Dataset items:
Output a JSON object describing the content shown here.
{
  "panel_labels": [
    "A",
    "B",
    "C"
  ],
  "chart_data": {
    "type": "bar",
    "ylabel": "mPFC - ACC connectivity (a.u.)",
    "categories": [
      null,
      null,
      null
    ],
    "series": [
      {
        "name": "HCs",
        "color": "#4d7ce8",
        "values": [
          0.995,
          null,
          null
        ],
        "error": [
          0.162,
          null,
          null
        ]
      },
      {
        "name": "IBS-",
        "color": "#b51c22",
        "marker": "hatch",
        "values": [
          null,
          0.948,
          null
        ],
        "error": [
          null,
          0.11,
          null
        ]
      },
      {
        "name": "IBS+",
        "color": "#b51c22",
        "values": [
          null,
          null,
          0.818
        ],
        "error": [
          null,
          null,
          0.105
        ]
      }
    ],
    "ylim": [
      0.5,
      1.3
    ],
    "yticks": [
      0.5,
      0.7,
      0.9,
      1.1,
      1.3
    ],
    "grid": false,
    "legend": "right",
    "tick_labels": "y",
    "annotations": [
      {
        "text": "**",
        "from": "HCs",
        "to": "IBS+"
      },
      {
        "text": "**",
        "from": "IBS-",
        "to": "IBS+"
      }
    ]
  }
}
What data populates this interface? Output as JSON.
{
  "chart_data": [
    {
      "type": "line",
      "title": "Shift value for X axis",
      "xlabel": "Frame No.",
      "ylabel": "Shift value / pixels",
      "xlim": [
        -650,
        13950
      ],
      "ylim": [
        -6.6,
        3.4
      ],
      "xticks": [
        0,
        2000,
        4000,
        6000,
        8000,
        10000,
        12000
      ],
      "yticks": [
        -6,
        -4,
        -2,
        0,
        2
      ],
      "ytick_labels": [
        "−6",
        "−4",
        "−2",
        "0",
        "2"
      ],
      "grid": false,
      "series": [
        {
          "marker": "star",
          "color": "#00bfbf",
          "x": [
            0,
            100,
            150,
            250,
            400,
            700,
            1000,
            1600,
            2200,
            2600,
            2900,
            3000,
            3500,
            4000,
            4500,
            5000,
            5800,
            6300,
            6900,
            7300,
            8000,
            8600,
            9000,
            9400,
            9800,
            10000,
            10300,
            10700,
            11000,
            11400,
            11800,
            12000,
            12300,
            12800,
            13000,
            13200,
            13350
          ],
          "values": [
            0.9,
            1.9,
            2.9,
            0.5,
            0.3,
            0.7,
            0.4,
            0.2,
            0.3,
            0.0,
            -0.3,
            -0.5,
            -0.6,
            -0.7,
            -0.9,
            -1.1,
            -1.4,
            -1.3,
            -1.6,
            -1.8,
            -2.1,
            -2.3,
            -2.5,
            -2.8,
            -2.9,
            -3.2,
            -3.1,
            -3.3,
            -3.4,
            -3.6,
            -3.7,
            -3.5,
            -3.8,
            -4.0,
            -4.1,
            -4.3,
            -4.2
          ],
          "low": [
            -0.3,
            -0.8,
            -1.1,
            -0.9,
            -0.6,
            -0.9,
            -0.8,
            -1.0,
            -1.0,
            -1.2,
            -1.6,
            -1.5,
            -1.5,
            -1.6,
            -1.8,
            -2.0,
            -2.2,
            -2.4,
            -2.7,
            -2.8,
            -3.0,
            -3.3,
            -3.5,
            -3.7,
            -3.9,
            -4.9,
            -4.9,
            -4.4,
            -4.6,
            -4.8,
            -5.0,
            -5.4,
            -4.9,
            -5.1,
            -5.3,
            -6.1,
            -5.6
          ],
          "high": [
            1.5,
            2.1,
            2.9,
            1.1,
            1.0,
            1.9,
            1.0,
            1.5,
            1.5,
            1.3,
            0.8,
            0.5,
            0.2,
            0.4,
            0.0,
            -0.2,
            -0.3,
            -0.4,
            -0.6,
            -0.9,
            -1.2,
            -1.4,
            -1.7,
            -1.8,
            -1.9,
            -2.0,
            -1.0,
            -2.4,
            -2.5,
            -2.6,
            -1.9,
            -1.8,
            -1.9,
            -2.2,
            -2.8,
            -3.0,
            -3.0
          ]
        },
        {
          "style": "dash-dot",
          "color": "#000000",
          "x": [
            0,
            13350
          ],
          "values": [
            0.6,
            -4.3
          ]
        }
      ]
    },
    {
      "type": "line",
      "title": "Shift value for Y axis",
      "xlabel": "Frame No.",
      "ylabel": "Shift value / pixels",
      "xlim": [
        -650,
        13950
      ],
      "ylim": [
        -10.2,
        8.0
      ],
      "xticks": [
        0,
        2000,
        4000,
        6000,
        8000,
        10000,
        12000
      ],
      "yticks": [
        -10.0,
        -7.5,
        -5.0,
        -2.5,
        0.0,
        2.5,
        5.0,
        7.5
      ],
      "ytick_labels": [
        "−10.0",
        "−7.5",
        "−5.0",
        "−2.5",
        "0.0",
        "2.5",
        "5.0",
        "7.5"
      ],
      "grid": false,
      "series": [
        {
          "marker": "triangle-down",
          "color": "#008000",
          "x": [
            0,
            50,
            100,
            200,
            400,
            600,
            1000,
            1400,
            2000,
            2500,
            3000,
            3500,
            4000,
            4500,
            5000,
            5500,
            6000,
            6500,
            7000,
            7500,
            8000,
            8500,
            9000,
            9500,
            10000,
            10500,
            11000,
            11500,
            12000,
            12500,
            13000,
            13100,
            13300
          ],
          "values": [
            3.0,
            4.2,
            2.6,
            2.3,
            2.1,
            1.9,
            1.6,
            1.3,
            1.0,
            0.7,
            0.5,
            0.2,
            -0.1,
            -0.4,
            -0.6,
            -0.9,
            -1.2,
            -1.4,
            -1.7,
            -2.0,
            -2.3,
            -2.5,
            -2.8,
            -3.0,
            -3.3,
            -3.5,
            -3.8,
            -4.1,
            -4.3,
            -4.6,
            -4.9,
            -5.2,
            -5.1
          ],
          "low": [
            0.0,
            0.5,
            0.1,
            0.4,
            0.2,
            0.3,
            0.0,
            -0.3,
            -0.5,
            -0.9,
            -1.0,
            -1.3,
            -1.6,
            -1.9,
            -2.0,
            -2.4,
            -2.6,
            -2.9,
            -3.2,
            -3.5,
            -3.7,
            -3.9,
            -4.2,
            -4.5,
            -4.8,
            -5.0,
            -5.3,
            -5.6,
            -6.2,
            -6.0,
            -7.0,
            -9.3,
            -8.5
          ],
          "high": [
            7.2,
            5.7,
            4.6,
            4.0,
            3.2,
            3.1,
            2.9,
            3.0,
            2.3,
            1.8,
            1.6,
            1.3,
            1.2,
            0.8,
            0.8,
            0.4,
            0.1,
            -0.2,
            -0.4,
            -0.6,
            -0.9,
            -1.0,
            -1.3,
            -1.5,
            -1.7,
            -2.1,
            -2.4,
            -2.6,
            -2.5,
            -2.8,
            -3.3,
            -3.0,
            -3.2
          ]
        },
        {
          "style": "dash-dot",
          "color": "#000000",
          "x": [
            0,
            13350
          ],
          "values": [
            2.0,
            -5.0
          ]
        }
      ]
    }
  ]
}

• **Stated task**
Print the whole listing exactly as it is.

• **Exercise solution**
Output a JSON object describing the content shown here.
{
  "panel_labels": [
    "A",
    "B",
    "C"
  ],
  "chart_data": {
    "type": "bar",
    "ylabel": "mPFC - ACC connectivity (a.u.)",
    "categories": [
      null,
      null,
      null
    ],
    "series": [
      {
        "name": "HCs",
        "color": "#4d7ce8",
        "values": [
          0.995,
          null,
          null
        ],
        "error": [
          0.162,
          null,
          null
        ]
      },
      {
        "name": "IBS-",
        "color": "#b51c22",
        "marker": "hatch",
        "values": [
          null,
          0.948,
          null
        ],
        "error": [
          null,
          0.11,
          null
        ]
      },
      {
        "name": "IBS+",
        "color": "#b51c22",
        "values": [
          null,
          null,
          0.818
        ],
        "error": [
          null,
          null,
          0.105
        ]
      }
    ],
    "ylim": [
      0.5,
      1.3
    ],
    "yticks": [
      0.5,
      0.7,
      0.9,
      1.1,
      1.3
    ],
    "grid": false,
    "legend": "right",
    "tick_labels": "y",
    "annotations": [
      {
        "text": "**",
        "from": "HCs",
        "to": "IBS+"
      },
      {
        "text": "**",
        "from": "IBS-",
        "to": "IBS+"
      }
    ]
  }
}
What data populates this interface? Output as JSON.
{
  "chart_data": [
    {
      "type": "line",
      "title": "Shift value for X axis",
      "xlabel": "Frame No.",
      "ylabel": "Shift value / pixels",
      "xlim": [
        -650,
        13950
      ],
      "ylim": [
        -6.6,
        3.4
      ],
      "xticks": [
        0,
        2000,
        4000,
        6000,
        8000,
        10000,
        12000
      ],
      "yticks": [
        -6,
        -4,
        -2,
        0,
        2
      ],
      "ytick_labels": [
        "−6",
        "−4",
        "−2",
        "0",
        "2"
      ],
      "grid": false,
      "series": [
        {
          "marker": "star",
          "color": "#00bfbf",
          "x": [
            0,
            100,
            150,
            250,
            400,
            700,
            1000,
            1600,
            2200,
            2600,
            2900,
            3000,
            3500,
            4000,
            4500,
            5000,
            5800,
            6300,
            6900,
            7300,
            8000,
            8600,
            9000,
            9400,
            9800,
            10000,
            10300,
            10700,
            11000,
            11400,
            11800,
            12000,
            12300,
            12800,
            13000,
            13200,
            13350
          ],
          "values": [
            0.9,
            1.9,
            2.9,
            0.5,
            0.3,
            0.7,
            0.4,
            0.2,
            0.3,
            0.0,
            -0.3,
            -0.5,
            -0.6,
            -0.7,
            -0.9,
            -1.1,
            -1.4,
            -1.3,
            -1.6,
            -1.8,
            -2.1,
            -2.3,
            -2.5,
            -2.8,
            -2.9,
            -3.2,
            -3.1,
            -3.3,
            -3.4,
            -3.6,
            -3.7,
            -3.5,
            -3.8,
            -4.0,
            -4.1,
            -4.3,
            -4.2
          ],
          "low": [
            -0.3,
            -0.8,
            -1.1,
            -0.9,
            -0.6,
            -0.9,
            -0.8,
            -1.0,
            -1.0,
            -1.2,
            -1.6,
            -1.5,
            -1.5,
            -1.6,
            -1.8,
            -2.0,
            -2.2,
            -2.4,
            -2.7,
            -2.8,
            -3.0,
            -3.3,
            -3.5,
            -3.7,
            -3.9,
            -4.9,
            -4.9,
            -4.4,
            -4.6,
            -4.8,
            -5.0,
            -5.4,
            -4.9,
            -5.1,
            -5.3,
            -6.1,
            -5.6
          ],
          "high": [
            1.5,
            2.1,
            2.9,
            1.1,
            1.0,
            1.9,
            1.0,
            1.5,
            1.5,
            1.3,
            0.8,
            0.5,
            0.2,
            0.4,
            0.0,
            -0.2,
            -0.3,
            -0.4,
            -0.6,
            -0.9,
            -1.2,
            -1.4,
            -1.7,
            -1.8,
            -1.9,
            -2.0,
            -1.0,
            -2.4,
            -2.5,
            -2.6,
            -1.9,
            -1.8,
            -1.9,
            -2.2,
            -2.8,
            -3.0,
            -3.0
          ]
        },
        {
          "style": "dash-dot",
          "color": "#000000",
          "x": [
            0,
            13350
          ],
          "values": [
            0.6,
            -4.3
          ]
        }
      ]
    },
    {
      "type": "line",
      "title": "Shift value for Y axis",
      "xlabel": "Frame No.",
      "ylabel": "Shift value / pixels",
      "xlim": [
        -650,
        13950
      ],
      "ylim": [
        -10.2,
        8.0
      ],
      "xticks": [
        0,
        2000,
        4000,
        6000,
        8000,
        10000,
        12000
      ],
      "yticks": [
        -10.0,
        -7.5,
        -5.0,
        -2.5,
        0.0,
        2.5,
        5.0,
        7.5
      ],
      "ytick_labels": [
        "−10.0",
        "−7.5",
        "−5.0",
        "−2.5",
        "0.0",
        "2.5",
        "5.0",
        "7.5"
      ],
      "grid": false,
      "series": [
        {
          "marker": "triangle-down",
          "color": "#008000",
          "x": [
            0,
            50,
            100,
            200,
            400,
            600,
            1000,
            1400,
            2000,
            2500,
            3000,
            3500,
            4000,
            4500,
            5000,
            5500,
            6000,
            6500,
            7000,
            7500,
            8000,
            8500,
            9000,
            9500,
            10000,
            10500,
            11000,
            11500,
            12000,
            12500,
            13000,
            13100,
            13300
          ],
          "values": [
            3.0,
            4.2,
            2.6,
            2.3,
            2.1,
            1.9,
            1.6,
            1.3,
            1.0,
            0.7,
            0.5,
            0.2,
            -0.1,
            -0.4,
            -0.6,
            -0.9,
            -1.2,
            -1.4,
            -1.7,
            -2.0,
            -2.3,
            -2.5,
            -2.8,
            -3.0,
            -3.3,
            -3.5,
            -3.8,
            -4.1,
            -4.3,
            -4.6,
            -4.9,
            -5.2,
            -5.1
          ],
          "low": [
            0.0,
            0.5,
            0.1,
            0.4,
            0.2,
            0.3,
            0.0,
            -0.3,
            -0.5,
            -0.9,
            -1.0,
            -1.3,
            -1.6,
            -1.9,
            -2.0,
            -2.4,
            -2.6,
            -2.9,
            -3.2,
            -3.5,
            -3.7,
            -3.9,
            -4.2,
            -4.5,
            -4.8,
            -5.0,
            -5.3,
            -5.6,
            -6.2,
            -6.0,
            -7.0,
            -9.3,
            -8.5
          ],
          "high": [
            7.2,
            5.7,
            4.6,
            4.0,
            3.2,
            3.1,
            2.9,
            3.0,
            2.3,
            1.8,
            1.6,
            1.3,
            1.2,
            0.8,
            0.8,
            0.4,
            0.1,
            -0.2,
            -0.4,
            -0.6,
            -0.9,
            -1.0,
            -1.3,
            -1.5,
            -1.7,
            -2.1,
            -2.4,
            -2.6,
            -2.5,
            -2.8,
            -3.3,
            -3.0,
            -3.2
          ]
        },
        {
          "style": "dash-dot",
          "color": "#000000",
          "x": [
            0,
            13350
          ],
          "values": [
            2.0,
            -5.0
          ]
        }
      ]
    }
  ]
}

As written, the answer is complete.